> _TEXT TO READ_:
Yesterday, I took a look at Census back-year revisions to population. I’m reasonably confident I’m the only analyst that publishes on that topic, hence why I take that angle first. But fear not, I have not neglected the question of 2016 changes! For this post, I’ll run through a few quick pieces on where migration changed in 2016.

We can map it pretty easily:

The map above makes a few things crystal clear. First, in terms of demographic impact, the oil boom is collapsing. Everywhere that fracking is a big share of the economy saw worsening net migration. However, this isn’t just oil: coal country in eastern Kentucky and WVA also saw declines, as did many other areas that are mining-dependent.

Meanwhile, migration also worsened in the Bay Area, Los Angeles, around the DC metro area, around NYC, around Boston, etc. All the “elite coastal cities” you’ve been hearing about are seeing their net migration move lower relative to the recent past.

Well, not quite all. While core Seattle and Portland basically just sat at their previous levels, their suburbs did extremely well, and, in fact, virtually everywhere west of the Front Ranges of the Rockies did quite well for itself, barring the superstar cities of California and a few mining counties. Utah, Idaho, Arizona, western Colorado, Washington, Oregon, they all cleaned up nicely in 2016.

Meanwhile, we also saw above-recent migration performance in Florida, Tennessee, central and north Georgia, western North Carolina, and most of central and eastern Texas. Maine and Vermont also fared well for themselves.

Lest you should think I’m hiding the ball here by taking a 2010–2015 average as my baseline, here’s ’16 vs. ‘15:

Sure, it’s a bit messier, but the broad conclusions remain pretty well the same.

> _GIVEN TASK A_:
In the migration post, what baseline does the author use for the first map?
The migration post and the records below it are unrelated material.

> _DATASET EXTRACT_:
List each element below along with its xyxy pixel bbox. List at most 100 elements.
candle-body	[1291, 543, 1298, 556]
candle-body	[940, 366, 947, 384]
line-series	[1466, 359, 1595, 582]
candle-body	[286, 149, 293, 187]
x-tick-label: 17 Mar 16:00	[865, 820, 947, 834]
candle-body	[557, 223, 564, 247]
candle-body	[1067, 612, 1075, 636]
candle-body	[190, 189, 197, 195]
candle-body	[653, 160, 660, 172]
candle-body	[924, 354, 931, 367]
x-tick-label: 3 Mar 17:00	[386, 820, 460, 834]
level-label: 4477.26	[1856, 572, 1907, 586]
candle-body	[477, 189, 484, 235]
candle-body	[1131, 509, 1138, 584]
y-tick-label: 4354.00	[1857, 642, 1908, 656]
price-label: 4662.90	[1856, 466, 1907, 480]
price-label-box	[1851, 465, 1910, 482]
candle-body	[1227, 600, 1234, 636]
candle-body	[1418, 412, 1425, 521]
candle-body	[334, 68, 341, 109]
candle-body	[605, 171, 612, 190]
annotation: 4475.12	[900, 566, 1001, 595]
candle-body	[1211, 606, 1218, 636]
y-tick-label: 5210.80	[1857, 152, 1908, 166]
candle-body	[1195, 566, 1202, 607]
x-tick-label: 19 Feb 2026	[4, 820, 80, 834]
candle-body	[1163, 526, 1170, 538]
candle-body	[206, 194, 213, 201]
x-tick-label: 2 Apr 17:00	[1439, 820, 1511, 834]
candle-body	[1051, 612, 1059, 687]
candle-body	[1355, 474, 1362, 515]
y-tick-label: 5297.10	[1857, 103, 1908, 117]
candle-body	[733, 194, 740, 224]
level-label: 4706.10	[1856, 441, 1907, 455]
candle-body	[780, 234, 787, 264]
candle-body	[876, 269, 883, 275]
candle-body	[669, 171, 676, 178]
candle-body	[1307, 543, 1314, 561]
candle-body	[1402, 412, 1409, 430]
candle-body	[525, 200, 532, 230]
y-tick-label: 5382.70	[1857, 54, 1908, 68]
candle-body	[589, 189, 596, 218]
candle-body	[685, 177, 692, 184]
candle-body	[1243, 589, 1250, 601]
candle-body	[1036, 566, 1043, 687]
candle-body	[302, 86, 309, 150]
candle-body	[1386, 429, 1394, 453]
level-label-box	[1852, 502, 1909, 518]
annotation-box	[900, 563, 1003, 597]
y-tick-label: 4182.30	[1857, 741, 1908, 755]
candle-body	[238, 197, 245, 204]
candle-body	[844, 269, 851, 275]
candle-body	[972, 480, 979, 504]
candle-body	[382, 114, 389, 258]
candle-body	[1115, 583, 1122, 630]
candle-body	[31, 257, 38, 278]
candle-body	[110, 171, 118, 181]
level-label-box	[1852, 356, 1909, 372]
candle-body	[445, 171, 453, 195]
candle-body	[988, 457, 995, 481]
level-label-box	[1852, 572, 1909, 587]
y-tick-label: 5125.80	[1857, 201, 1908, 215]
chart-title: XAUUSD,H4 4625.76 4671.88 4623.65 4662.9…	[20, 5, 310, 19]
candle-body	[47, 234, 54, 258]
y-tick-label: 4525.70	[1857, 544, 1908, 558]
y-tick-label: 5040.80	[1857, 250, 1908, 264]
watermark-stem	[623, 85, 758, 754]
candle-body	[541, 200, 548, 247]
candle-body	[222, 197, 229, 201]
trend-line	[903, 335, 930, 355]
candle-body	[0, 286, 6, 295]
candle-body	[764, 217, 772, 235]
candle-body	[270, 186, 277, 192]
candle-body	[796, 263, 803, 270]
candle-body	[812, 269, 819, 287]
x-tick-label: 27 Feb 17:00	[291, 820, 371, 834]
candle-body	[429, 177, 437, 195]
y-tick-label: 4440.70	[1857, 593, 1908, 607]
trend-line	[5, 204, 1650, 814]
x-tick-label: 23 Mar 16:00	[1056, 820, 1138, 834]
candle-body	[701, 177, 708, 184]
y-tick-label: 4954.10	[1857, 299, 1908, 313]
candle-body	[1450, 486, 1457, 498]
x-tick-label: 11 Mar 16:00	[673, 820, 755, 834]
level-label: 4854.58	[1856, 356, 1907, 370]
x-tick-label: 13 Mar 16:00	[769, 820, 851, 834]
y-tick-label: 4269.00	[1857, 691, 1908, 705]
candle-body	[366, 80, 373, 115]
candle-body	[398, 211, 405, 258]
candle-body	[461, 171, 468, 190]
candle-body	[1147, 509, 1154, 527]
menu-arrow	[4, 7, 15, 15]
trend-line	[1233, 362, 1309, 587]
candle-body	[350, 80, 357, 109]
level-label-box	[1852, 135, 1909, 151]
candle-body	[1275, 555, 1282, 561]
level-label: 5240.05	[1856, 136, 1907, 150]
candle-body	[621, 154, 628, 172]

> _GIVEN TASK B_:
Rewrite the records starting at their first line and ending at the line containing "612, 1075, 636]", both included, with "candle-body" replaced by "candlestick-body" and everything else unchanged. Return only those lines.

> _FINISHED ANSWER A_:
A 2010–2015 average.

> _FINISHED ANSWER B_:
List each element below along with its xyxy pixel bbox. List at most 100 elements.
candlestick-body	[1291, 543, 1298, 556]
candlestick-body	[940, 366, 947, 384]
line-series	[1466, 359, 1595, 582]
candlestick-body	[286, 149, 293, 187]
x-tick-label: 17 Mar 16:00	[865, 820, 947, 834]
candlestick-body	[557, 223, 564, 247]
candlestick-body	[1067, 612, 1075, 636]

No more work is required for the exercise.